* **Dataset rows**
┌──
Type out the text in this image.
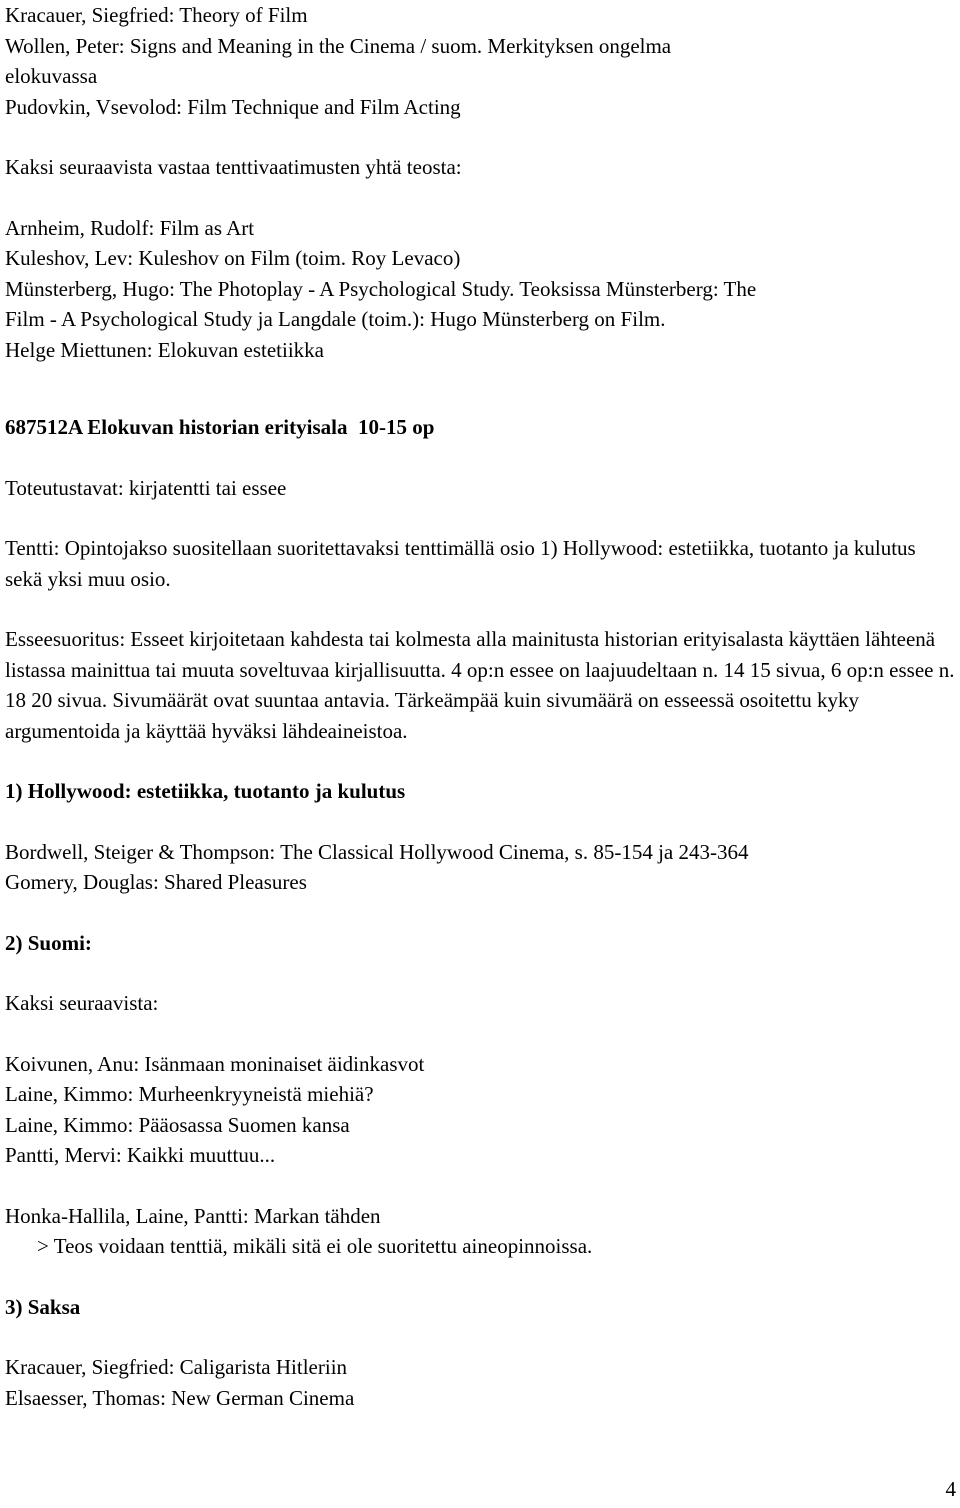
Kracauer, Siegfried: Theory of Film
Wollen, Peter: Signs and Meaning in the Cinema / suom. Merkityksen ongelma
elokuvassa
Pudovkin, Vsevolod: Film Technique and Film Acting
Kaksi seuraavista vastaa tenttivaatimusten yhtä teosta:
Arnheim, Rudolf: Film as Art
Kuleshov, Lev: Kuleshov on Film (toim. Roy Levaco)
Münsterberg, Hugo: The Photoplay - A Psychological Study. Teoksissa Münsterberg: The
Film - A Psychological Study ja Langdale (toim.): Hugo Münsterberg on Film.
Helge Miettunen: Elokuvan estetiikka
687512A Elokuvan historian erityisala  10-15 op
Toteutustavat: kirjatentti tai essee
Tentti: Opintojakso suositellaan suoritettavaksi tenttimällä osio 1) Hollywood: estetiikka, tuotanto ja kulutus sekä yksi muu osio.
Esseesuoritus: Esseet kirjoitetaan kahdesta tai kolmesta alla mainitusta historian erityisalasta käyttäen lähteenä listassa mainittua tai muuta soveltuvaa kirjallisuutta. 4 op:n essee on laajuudeltaan n. 14 15 sivua, 6 op:n essee n. 18 20 sivua. Sivumäärät ovat suuntaa antavia. Tärkeämpää kuin sivumäärä on esseessä osoitettu kyky argumentoida ja käyttää hyväksi lähdeaineistoa.
1) Hollywood: estetiikka, tuotanto ja kulutus
Bordwell, Steiger & Thompson: The Classical Hollywood Cinema, s. 85-154 ja 243-364
Gomery, Douglas: Shared Pleasures
2) Suomi:
Kaksi seuraavista:
Koivunen, Anu: Isänmaan moninaiset äidinkasvot
Laine, Kimmo: Murheenkryyneistä miehiä?
Laine, Kimmo: Pääosassa Suomen kansa
Pantti, Mervi: Kaikki muuttuu...
Honka-Hallila, Laine, Pantti: Markan tähden
> Teos voidaan tenttiä, mikäli sitä ei ole suoritettu aineopinnoissa.
3) Saksa
Kracauer, Siegfried: Caligarista Hitleriin
Elsaesser, Thomas: New German Cinema
4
└──
Pull every line containing "Hugo" out of the records.

* **Final result**
Münsterberg, Hugo: The Photoplay - A Psychological Study. Teoksissa Münsterberg: The
Film - A Psychological Study ja Langdale (toim.): Hugo Münsterberg on Film.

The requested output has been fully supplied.